--- Begin ---
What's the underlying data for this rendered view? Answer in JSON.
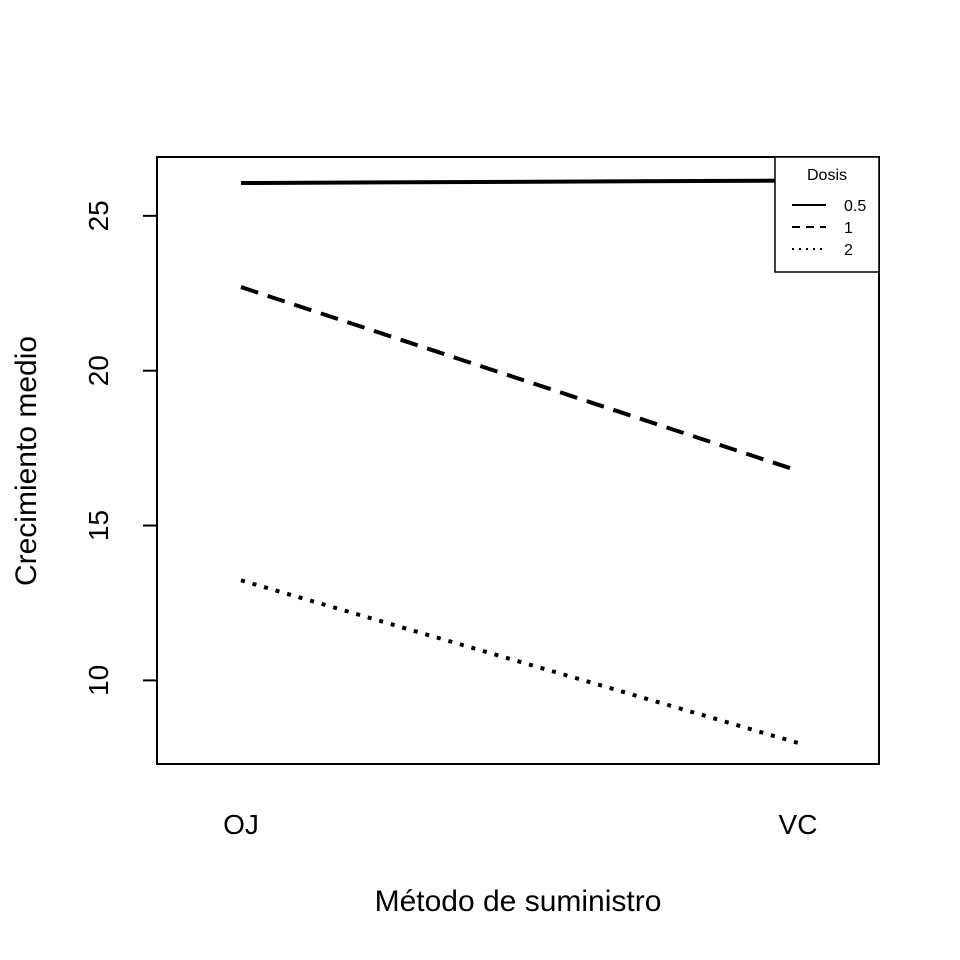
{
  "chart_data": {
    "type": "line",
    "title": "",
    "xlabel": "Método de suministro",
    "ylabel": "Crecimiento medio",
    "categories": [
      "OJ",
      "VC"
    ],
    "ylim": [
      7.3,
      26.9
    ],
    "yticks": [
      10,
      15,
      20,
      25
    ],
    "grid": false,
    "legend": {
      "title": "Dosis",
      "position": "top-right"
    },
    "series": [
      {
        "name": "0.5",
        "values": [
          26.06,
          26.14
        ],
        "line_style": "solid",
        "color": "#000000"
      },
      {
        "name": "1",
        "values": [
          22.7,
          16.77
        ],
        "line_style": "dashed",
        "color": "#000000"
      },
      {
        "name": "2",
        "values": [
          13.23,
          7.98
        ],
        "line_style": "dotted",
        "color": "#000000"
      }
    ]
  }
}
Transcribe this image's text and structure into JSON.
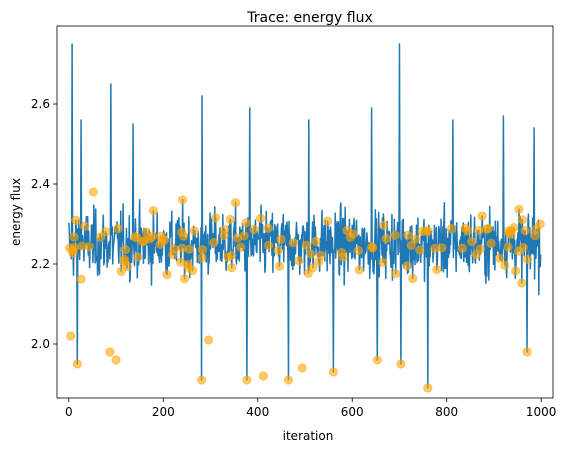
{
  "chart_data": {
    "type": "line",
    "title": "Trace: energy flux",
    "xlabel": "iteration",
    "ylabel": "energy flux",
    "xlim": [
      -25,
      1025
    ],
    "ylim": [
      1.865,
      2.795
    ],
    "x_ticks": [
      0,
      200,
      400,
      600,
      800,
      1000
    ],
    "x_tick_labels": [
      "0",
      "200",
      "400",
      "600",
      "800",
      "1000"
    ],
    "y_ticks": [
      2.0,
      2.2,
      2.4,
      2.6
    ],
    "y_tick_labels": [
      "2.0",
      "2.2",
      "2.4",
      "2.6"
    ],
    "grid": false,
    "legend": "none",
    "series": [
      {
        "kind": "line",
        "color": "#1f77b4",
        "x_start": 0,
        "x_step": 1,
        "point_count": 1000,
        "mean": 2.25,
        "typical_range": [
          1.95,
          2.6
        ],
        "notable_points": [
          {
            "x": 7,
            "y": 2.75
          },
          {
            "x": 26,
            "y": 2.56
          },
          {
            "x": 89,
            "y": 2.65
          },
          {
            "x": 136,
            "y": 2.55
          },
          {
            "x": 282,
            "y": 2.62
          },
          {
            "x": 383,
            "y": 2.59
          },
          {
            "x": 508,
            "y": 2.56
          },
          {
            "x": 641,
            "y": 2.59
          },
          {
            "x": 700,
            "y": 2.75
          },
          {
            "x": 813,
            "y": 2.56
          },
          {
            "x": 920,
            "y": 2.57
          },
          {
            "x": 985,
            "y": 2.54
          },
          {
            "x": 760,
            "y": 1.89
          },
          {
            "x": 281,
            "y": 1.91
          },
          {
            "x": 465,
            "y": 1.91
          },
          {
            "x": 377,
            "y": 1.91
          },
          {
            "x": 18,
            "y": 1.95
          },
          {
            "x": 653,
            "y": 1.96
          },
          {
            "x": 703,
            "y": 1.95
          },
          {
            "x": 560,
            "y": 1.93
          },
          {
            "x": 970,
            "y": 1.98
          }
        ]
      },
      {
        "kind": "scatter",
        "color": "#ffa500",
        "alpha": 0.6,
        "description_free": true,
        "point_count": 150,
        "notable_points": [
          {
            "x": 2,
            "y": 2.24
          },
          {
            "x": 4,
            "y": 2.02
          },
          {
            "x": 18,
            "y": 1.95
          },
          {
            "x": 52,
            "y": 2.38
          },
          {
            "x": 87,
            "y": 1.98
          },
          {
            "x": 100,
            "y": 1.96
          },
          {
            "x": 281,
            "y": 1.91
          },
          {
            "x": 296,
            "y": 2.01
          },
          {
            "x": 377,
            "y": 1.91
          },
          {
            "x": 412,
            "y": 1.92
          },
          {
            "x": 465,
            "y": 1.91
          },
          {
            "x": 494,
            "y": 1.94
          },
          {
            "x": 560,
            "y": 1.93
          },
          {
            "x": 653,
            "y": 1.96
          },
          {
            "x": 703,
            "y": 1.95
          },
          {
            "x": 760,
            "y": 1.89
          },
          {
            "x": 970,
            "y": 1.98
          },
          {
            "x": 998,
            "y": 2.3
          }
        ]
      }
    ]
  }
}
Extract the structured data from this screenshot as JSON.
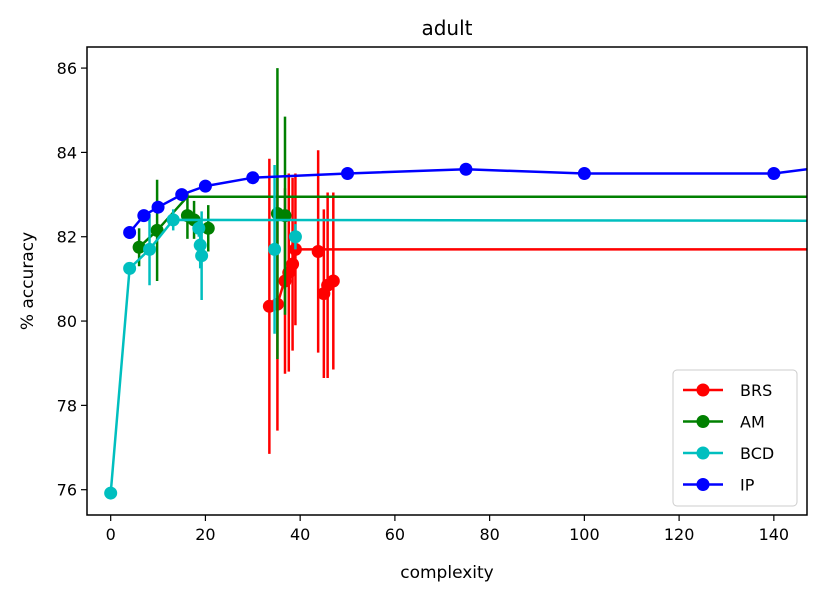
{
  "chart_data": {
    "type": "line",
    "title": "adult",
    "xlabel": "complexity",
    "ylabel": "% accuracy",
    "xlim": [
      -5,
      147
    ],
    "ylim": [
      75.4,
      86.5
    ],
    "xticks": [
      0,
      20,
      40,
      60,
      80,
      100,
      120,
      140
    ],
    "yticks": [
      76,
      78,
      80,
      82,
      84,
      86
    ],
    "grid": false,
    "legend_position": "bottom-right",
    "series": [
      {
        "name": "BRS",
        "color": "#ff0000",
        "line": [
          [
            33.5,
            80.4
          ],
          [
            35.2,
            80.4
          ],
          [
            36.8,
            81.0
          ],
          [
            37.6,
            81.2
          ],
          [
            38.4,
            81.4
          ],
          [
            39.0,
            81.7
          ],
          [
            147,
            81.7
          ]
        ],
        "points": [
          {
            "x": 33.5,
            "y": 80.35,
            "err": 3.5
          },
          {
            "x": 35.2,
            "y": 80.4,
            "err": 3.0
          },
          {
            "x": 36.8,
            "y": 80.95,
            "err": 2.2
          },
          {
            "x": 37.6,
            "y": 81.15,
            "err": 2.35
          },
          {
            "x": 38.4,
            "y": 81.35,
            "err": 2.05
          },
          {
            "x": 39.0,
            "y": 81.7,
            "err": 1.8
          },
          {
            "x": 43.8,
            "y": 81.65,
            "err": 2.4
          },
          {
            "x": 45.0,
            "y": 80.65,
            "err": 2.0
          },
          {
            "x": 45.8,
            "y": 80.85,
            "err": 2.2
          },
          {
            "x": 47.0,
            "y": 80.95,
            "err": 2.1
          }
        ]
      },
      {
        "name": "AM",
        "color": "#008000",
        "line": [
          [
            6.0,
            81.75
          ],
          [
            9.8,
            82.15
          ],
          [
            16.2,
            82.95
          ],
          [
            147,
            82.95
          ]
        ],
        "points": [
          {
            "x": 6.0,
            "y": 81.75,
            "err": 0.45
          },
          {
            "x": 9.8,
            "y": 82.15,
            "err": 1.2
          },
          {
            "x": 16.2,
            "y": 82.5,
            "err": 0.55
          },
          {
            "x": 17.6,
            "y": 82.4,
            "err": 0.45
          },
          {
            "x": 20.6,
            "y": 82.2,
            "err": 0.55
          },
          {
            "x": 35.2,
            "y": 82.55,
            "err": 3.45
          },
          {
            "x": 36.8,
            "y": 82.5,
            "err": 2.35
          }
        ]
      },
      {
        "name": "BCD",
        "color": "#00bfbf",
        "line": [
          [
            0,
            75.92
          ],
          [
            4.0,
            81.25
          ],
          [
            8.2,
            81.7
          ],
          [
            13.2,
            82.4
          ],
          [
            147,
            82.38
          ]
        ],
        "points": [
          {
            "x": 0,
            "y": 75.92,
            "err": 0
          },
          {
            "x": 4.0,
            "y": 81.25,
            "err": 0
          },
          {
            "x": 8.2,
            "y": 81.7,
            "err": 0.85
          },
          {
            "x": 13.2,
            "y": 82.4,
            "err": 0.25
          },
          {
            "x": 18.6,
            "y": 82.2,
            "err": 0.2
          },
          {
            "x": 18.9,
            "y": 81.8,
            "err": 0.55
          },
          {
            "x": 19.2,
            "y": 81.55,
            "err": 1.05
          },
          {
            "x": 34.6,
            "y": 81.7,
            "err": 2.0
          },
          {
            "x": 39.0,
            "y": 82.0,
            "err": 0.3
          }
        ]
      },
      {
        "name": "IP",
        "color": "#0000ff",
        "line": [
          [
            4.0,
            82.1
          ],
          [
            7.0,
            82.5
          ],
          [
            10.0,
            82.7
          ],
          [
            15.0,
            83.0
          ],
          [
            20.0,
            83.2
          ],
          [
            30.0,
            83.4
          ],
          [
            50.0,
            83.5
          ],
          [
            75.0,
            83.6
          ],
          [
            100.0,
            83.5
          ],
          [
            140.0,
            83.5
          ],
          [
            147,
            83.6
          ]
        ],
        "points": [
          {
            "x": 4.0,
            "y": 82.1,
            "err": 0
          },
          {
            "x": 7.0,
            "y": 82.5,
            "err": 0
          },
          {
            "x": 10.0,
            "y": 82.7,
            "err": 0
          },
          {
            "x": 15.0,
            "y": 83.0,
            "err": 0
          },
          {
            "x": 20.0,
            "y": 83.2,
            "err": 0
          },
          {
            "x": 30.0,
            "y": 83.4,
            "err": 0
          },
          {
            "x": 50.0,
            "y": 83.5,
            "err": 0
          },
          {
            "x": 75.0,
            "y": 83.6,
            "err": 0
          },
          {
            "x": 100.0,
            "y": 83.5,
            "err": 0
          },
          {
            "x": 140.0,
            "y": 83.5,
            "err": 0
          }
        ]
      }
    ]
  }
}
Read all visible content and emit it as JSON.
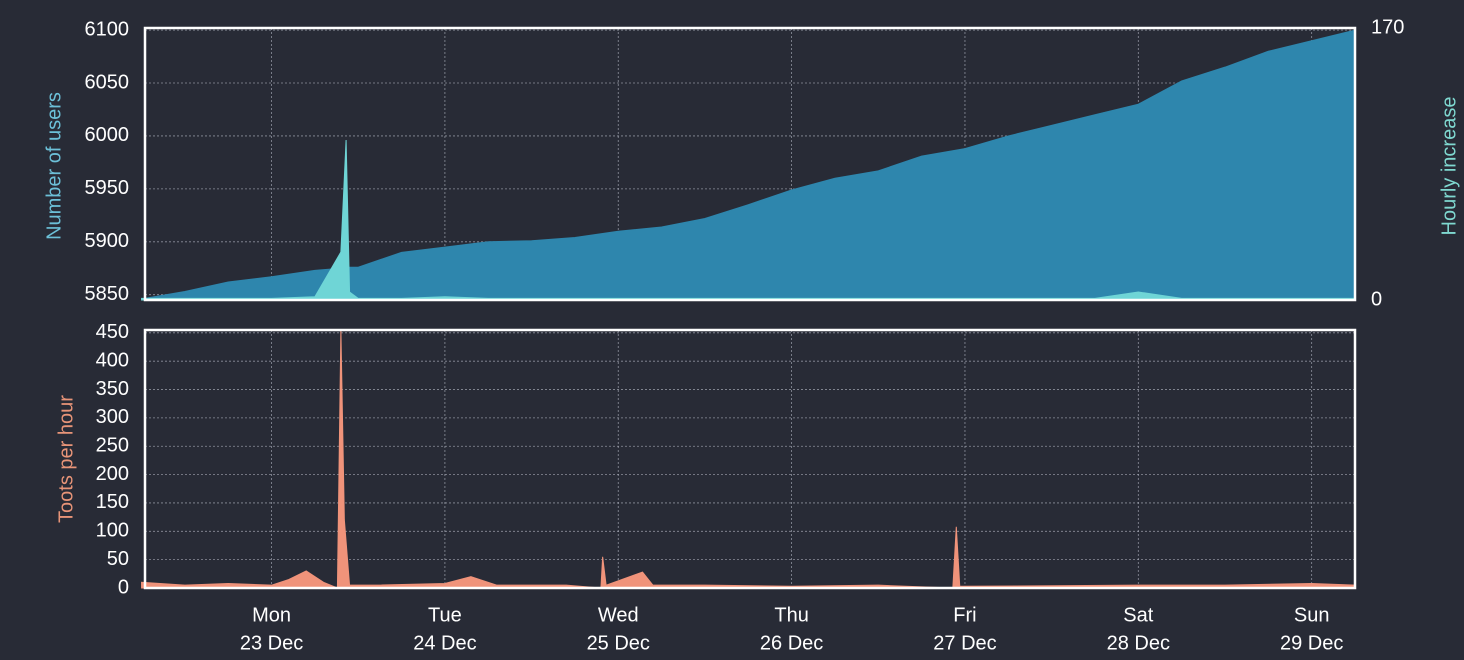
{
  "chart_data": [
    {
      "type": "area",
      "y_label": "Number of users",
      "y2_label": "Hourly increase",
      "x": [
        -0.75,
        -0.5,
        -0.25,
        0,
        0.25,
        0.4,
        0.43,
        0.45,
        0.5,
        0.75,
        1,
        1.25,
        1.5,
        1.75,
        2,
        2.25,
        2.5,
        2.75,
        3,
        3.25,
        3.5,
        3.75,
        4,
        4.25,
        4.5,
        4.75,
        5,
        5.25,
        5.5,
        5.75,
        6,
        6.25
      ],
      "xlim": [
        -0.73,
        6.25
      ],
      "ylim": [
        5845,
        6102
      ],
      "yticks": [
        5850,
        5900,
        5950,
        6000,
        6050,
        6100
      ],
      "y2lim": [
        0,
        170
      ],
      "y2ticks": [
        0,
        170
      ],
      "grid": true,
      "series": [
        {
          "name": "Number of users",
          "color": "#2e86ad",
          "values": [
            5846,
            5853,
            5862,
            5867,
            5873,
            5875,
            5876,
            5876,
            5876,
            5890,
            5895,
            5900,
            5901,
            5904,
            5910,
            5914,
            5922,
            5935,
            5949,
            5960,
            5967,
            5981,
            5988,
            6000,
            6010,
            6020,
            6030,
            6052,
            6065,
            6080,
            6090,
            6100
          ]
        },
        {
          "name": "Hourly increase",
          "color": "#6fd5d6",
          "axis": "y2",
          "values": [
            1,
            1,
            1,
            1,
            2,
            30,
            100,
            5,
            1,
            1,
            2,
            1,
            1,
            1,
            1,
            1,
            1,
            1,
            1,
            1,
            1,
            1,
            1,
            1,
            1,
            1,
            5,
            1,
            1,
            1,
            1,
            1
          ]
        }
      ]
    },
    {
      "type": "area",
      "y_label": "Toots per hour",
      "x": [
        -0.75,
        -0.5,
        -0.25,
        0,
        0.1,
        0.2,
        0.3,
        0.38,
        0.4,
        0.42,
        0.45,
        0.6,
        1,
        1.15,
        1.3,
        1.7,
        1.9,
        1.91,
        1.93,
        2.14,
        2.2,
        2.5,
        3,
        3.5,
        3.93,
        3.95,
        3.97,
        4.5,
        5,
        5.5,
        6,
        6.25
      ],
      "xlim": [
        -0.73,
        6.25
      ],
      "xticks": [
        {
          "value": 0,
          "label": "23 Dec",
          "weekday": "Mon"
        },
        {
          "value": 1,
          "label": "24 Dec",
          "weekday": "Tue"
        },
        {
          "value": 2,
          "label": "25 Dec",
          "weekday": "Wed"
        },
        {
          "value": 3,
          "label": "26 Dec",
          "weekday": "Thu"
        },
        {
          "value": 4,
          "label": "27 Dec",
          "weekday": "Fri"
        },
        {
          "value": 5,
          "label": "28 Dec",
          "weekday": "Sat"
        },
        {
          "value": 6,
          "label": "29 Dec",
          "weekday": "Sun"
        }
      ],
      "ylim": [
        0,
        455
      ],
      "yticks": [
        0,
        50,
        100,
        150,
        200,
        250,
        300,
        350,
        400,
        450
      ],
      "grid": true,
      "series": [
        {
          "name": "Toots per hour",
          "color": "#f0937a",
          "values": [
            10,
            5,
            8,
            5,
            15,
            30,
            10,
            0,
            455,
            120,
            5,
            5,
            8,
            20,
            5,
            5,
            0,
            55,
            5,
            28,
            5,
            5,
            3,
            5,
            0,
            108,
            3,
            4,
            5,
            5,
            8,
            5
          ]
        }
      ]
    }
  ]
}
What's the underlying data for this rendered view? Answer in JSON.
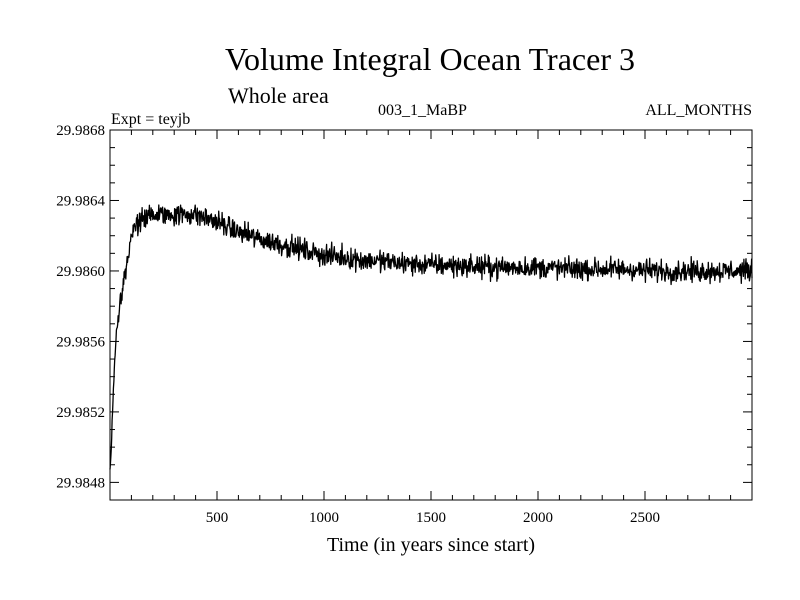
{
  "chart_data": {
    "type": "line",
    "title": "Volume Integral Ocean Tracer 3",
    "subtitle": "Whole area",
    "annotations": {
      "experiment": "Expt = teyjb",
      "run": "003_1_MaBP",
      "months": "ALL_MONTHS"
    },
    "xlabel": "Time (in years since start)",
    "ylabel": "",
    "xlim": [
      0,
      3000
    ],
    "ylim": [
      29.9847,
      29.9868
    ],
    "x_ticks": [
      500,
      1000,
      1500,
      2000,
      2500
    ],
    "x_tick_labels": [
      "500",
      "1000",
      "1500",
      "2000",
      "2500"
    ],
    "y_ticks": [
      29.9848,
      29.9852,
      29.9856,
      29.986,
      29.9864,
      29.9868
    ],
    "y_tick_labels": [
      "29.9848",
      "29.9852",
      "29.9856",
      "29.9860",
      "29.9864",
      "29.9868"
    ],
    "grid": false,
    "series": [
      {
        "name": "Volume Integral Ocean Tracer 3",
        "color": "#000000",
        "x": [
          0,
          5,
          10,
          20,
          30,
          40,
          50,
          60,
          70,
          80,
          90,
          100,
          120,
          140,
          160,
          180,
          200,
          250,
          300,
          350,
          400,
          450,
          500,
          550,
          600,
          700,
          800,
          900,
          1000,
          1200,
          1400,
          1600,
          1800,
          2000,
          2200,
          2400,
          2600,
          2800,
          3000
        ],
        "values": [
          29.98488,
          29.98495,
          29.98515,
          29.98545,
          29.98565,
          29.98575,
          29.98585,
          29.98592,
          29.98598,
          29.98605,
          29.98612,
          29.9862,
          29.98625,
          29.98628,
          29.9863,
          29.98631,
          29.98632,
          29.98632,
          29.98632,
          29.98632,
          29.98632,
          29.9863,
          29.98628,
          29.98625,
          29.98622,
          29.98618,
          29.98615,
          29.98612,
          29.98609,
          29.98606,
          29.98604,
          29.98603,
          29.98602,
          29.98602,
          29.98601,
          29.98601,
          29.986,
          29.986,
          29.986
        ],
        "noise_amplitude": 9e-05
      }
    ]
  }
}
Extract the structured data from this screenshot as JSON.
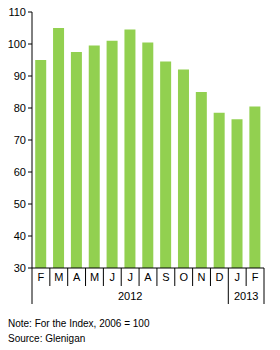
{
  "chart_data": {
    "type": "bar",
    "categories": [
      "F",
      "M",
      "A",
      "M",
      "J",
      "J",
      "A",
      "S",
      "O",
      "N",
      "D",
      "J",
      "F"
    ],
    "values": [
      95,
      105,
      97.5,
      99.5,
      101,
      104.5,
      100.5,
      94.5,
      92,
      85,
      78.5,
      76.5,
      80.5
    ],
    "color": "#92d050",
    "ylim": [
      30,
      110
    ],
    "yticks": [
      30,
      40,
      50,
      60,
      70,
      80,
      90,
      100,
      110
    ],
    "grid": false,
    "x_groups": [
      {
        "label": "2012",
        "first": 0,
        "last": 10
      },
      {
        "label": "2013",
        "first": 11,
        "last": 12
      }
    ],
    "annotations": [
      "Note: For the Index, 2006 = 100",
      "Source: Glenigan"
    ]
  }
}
--- End ---
- **Exercise directions**: Reply with the number of lines in the preceding entries that contain "Toots", and no other words.

- **Solution to this exercise**: 2